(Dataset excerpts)
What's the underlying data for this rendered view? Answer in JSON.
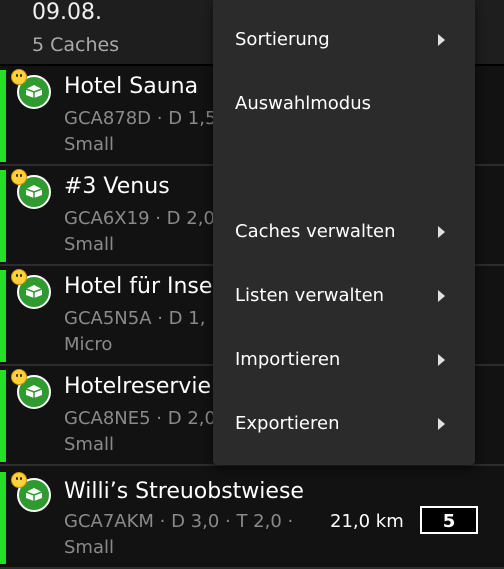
{
  "header": {
    "date": "09.08.",
    "count": "5 Caches"
  },
  "caches": [
    {
      "name": "Hotel Sauna",
      "code": "GCA878D · D 1,5",
      "size": "Small",
      "dist": "",
      "box": ""
    },
    {
      "name": "#3 Venus",
      "code": "GCA6X19 · D 2,0",
      "size": "Small",
      "dist": "",
      "box": ""
    },
    {
      "name": "Hotel für Insek",
      "code": "GCA5N5A · D 1,",
      "size": "Micro",
      "dist": "",
      "box": ""
    },
    {
      "name": "Hotelreservier",
      "code": "GCA8NE5 · D 2,0",
      "size": "Small",
      "dist": "",
      "box": ""
    },
    {
      "name": "Willi’s Streuobstwiese",
      "code": "GCA7AKM · D 3,0 · T 2,0 ·",
      "size": "Small",
      "dist": "21,0 km",
      "box": "5"
    }
  ],
  "menu": {
    "items": [
      {
        "label": "Sortierung",
        "submenu": true
      },
      {
        "label": "Auswahlmodus",
        "submenu": false
      },
      {
        "label": "Caches verwalten",
        "submenu": true
      },
      {
        "label": "Listen verwalten",
        "submenu": true
      },
      {
        "label": "Importieren",
        "submenu": true
      },
      {
        "label": "Exportieren",
        "submenu": true
      }
    ]
  },
  "colors": {
    "found_bar": "#22e022",
    "cache_icon": "#2f9a2f",
    "menu_bg": "#2b2b2b"
  }
}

[WORK INSTRUCTIONS] Look through the entries above and report each line where the string "code" occurs.

[WRITTEN RESPONSE]
      "code": "GCA878D · D 1,5",
      "code": "GCA6X19 · D 2,0",
      "code": "GCA5N5A · D 1,",
      "code": "GCA8NE5 · D 2,0",
      "code": "GCA7AKM · D 3,0 · T 2,0 ·",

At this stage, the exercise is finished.